Entries from a page text dataset:

*** Begin section ***

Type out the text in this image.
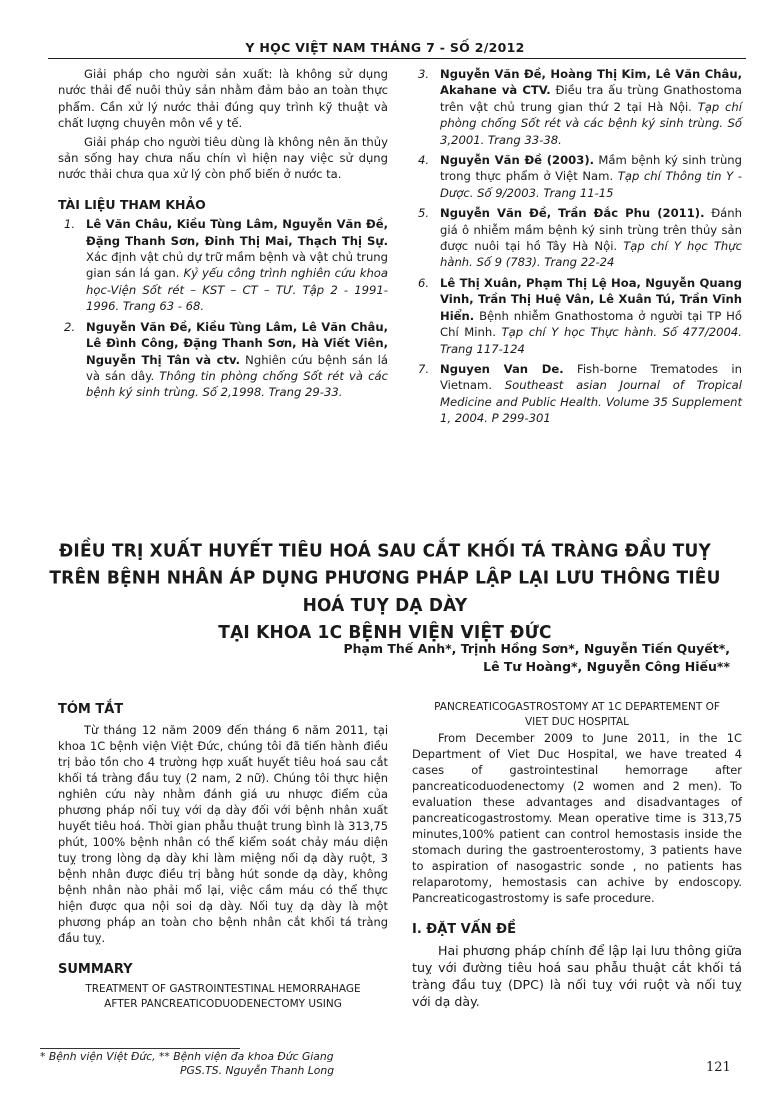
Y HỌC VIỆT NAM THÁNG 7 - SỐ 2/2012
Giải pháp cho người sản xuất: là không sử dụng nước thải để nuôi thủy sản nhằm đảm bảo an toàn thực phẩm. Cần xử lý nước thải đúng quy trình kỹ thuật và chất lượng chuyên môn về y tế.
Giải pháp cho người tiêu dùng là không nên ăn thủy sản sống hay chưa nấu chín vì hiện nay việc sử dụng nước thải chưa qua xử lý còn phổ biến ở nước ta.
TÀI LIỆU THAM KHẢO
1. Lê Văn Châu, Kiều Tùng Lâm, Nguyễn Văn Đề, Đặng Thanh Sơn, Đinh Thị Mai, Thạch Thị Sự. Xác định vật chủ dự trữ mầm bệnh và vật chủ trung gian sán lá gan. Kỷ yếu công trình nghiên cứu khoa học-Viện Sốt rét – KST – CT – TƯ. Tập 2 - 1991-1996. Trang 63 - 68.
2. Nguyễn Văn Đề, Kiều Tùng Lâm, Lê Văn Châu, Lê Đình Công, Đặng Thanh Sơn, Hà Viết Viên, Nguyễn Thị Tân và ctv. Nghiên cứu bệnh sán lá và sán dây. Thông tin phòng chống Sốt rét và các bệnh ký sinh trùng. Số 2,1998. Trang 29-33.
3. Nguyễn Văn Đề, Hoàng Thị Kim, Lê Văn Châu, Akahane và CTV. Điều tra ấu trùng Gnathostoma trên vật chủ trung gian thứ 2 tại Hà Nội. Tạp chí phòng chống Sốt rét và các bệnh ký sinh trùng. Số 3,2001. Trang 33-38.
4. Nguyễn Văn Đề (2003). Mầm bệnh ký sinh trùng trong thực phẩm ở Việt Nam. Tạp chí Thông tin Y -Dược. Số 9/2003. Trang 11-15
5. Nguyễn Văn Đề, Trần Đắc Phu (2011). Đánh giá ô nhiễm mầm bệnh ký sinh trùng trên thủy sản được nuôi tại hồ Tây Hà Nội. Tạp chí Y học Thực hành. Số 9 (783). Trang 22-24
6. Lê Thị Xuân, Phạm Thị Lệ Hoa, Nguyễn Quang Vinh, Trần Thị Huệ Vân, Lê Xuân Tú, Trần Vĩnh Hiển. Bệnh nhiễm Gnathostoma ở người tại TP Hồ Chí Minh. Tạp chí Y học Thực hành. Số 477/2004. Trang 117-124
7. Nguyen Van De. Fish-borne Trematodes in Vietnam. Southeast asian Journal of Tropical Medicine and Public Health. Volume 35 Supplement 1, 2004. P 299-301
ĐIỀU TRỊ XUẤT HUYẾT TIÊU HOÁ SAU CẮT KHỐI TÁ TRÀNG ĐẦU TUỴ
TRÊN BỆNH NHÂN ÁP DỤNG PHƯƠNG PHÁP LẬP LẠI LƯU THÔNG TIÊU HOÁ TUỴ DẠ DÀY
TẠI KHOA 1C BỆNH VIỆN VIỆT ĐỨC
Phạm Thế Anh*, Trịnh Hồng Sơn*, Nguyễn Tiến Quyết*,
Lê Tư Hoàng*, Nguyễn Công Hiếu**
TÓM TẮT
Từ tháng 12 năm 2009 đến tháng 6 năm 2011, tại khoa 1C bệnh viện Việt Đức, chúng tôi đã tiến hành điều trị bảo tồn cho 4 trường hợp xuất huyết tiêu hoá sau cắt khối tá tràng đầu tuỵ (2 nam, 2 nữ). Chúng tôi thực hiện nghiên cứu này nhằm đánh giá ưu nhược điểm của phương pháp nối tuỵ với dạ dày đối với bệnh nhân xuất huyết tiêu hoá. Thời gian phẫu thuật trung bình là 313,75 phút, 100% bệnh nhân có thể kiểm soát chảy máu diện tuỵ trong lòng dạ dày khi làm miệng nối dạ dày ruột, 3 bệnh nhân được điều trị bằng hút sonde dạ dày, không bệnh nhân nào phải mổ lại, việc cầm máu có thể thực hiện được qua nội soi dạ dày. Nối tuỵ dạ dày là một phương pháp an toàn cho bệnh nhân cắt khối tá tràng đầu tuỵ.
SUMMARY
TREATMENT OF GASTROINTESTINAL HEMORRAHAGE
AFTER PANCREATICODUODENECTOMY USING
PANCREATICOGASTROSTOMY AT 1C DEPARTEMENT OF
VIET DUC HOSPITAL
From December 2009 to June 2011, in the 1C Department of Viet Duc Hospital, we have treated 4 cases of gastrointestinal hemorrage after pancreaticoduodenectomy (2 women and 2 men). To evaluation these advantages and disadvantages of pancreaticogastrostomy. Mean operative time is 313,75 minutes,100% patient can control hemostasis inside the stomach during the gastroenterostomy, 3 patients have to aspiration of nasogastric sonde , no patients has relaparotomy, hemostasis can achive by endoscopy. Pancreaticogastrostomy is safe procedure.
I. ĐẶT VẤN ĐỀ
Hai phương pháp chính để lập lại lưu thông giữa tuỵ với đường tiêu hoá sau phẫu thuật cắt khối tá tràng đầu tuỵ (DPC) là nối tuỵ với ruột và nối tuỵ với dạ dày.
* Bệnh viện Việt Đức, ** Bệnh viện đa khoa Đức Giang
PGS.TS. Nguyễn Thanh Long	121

*** End section ***

EXERCISE GOAL =
In the records above, find each line with the word "Hoàng" and copy it out.

TASK OUTPUT =
3. Nguyễn Văn Đề, Hoàng Thị Kim, Lê Văn Châu, Akahane và CTV. Điều tra ấu trùng Gnathostoma trên vật chủ trung gian thứ 2 tại Hà Nội. Tạp chí phòng chống Sốt rét và các bệnh ký sinh trùng. Số 3,2001. Trang 33-38.
Lê Tư Hoàng*, Nguyễn Công Hiếu**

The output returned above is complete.